• [What you need to do]
Print every record below exactly as written.

• [Data to process]
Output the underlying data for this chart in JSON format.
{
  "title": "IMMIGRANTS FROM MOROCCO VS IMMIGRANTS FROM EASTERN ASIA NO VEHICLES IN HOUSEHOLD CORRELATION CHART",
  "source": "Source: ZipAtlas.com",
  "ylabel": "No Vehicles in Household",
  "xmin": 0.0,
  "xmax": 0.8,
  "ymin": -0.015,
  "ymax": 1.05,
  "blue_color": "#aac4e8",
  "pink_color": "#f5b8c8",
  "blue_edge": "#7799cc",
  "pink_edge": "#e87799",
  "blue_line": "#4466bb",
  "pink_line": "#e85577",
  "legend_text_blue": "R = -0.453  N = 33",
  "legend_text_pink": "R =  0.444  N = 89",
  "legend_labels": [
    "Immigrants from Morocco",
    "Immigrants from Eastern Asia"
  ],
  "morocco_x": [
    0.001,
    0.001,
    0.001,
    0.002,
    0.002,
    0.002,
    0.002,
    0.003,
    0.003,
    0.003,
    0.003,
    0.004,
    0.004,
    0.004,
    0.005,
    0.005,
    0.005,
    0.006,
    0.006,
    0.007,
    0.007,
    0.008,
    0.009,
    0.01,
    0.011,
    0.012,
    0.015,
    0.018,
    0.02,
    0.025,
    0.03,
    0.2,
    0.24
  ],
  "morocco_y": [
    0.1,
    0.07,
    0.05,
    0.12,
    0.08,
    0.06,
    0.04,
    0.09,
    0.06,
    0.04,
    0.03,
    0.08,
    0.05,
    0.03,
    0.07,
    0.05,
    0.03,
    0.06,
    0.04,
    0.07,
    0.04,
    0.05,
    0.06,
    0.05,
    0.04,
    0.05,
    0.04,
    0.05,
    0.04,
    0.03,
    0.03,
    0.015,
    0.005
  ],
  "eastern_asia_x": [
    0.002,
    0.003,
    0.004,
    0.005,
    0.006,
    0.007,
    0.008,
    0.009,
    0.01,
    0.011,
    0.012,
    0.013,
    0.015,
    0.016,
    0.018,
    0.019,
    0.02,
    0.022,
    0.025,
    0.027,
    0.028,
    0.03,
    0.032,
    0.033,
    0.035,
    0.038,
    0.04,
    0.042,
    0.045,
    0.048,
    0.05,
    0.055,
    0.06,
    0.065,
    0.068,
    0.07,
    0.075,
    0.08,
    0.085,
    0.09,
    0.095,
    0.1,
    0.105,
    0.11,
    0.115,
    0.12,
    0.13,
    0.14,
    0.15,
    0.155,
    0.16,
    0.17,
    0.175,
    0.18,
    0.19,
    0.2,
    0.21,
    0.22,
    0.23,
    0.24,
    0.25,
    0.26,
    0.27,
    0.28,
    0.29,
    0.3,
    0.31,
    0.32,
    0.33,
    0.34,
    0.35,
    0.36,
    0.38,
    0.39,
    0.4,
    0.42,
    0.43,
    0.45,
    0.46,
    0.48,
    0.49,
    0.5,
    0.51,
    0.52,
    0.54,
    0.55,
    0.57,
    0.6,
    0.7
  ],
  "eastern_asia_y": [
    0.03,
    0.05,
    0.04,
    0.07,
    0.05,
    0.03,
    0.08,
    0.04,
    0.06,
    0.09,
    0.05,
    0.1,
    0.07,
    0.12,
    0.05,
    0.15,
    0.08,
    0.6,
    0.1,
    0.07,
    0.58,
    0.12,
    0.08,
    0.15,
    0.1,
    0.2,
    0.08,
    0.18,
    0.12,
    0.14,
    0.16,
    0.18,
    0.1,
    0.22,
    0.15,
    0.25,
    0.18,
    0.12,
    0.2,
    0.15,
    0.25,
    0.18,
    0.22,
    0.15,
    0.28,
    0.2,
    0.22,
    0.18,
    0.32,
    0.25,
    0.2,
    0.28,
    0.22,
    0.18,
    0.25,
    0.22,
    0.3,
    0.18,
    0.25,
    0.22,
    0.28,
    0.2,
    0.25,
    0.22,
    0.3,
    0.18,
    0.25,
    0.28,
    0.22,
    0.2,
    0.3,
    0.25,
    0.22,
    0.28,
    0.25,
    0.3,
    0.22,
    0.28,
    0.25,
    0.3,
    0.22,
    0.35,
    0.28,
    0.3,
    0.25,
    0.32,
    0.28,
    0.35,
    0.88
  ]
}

• [Correct answer]
Output the underlying data for this chart in JSON format.
{
  "title": "IMMIGRANTS FROM MOROCCO VS IMMIGRANTS FROM EASTERN ASIA NO VEHICLES IN HOUSEHOLD CORRELATION CHART",
  "source": "Source: ZipAtlas.com",
  "ylabel": "No Vehicles in Household",
  "xmin": 0.0,
  "xmax": 0.8,
  "ymin": -0.015,
  "ymax": 1.05,
  "blue_color": "#aac4e8",
  "pink_color": "#f5b8c8",
  "blue_edge": "#7799cc",
  "pink_edge": "#e87799",
  "blue_line": "#4466bb",
  "pink_line": "#e85577",
  "legend_text_blue": "R = -0.453  N = 33",
  "legend_text_pink": "R =  0.444  N = 89",
  "legend_labels": [
    "Immigrants from Morocco",
    "Immigrants from Eastern Asia"
  ],
  "morocco_x": [
    0.001,
    0.001,
    0.001,
    0.002,
    0.002,
    0.002,
    0.002,
    0.003,
    0.003,
    0.003,
    0.003,
    0.004,
    0.004,
    0.004,
    0.005,
    0.005,
    0.005,
    0.006,
    0.006,
    0.007,
    0.007,
    0.008,
    0.009,
    0.01,
    0.011,
    0.012,
    0.015,
    0.018,
    0.02,
    0.025,
    0.03,
    0.2,
    0.24
  ],
  "morocco_y": [
    0.1,
    0.07,
    0.05,
    0.12,
    0.08,
    0.06,
    0.04,
    0.09,
    0.06,
    0.04,
    0.03,
    0.08,
    0.05,
    0.03,
    0.07,
    0.05,
    0.03,
    0.06,
    0.04,
    0.07,
    0.04,
    0.05,
    0.06,
    0.05,
    0.04,
    0.05,
    0.04,
    0.05,
    0.04,
    0.03,
    0.03,
    0.015,
    0.005
  ],
  "eastern_asia_x": [
    0.002,
    0.003,
    0.004,
    0.005,
    0.006,
    0.007,
    0.008,
    0.009,
    0.01,
    0.011,
    0.012,
    0.013,
    0.015,
    0.016,
    0.018,
    0.019,
    0.02,
    0.022,
    0.025,
    0.027,
    0.028,
    0.03,
    0.032,
    0.033,
    0.035,
    0.038,
    0.04,
    0.042,
    0.045,
    0.048,
    0.05,
    0.055,
    0.06,
    0.065,
    0.068,
    0.07,
    0.075,
    0.08,
    0.085,
    0.09,
    0.095,
    0.1,
    0.105,
    0.11,
    0.115,
    0.12,
    0.13,
    0.14,
    0.15,
    0.155,
    0.16,
    0.17,
    0.175,
    0.18,
    0.19,
    0.2,
    0.21,
    0.22,
    0.23,
    0.24,
    0.25,
    0.26,
    0.27,
    0.28,
    0.29,
    0.3,
    0.31,
    0.32,
    0.33,
    0.34,
    0.35,
    0.36,
    0.38,
    0.39,
    0.4,
    0.42,
    0.43,
    0.45,
    0.46,
    0.48,
    0.49,
    0.5,
    0.51,
    0.52,
    0.54,
    0.55,
    0.57,
    0.6,
    0.7
  ],
  "eastern_asia_y": [
    0.03,
    0.05,
    0.04,
    0.07,
    0.05,
    0.03,
    0.08,
    0.04,
    0.06,
    0.09,
    0.05,
    0.1,
    0.07,
    0.12,
    0.05,
    0.15,
    0.08,
    0.6,
    0.1,
    0.07,
    0.58,
    0.12,
    0.08,
    0.15,
    0.1,
    0.2,
    0.08,
    0.18,
    0.12,
    0.14,
    0.16,
    0.18,
    0.1,
    0.22,
    0.15,
    0.25,
    0.18,
    0.12,
    0.2,
    0.15,
    0.25,
    0.18,
    0.22,
    0.15,
    0.28,
    0.2,
    0.22,
    0.18,
    0.32,
    0.25,
    0.2,
    0.28,
    0.22,
    0.18,
    0.25,
    0.22,
    0.3,
    0.18,
    0.25,
    0.22,
    0.28,
    0.2,
    0.25,
    0.22,
    0.3,
    0.18,
    0.25,
    0.28,
    0.22,
    0.2,
    0.3,
    0.25,
    0.22,
    0.28,
    0.25,
    0.3,
    0.22,
    0.28,
    0.25,
    0.3,
    0.22,
    0.35,
    0.28,
    0.3,
    0.25,
    0.32,
    0.28,
    0.35,
    0.88
  ]
}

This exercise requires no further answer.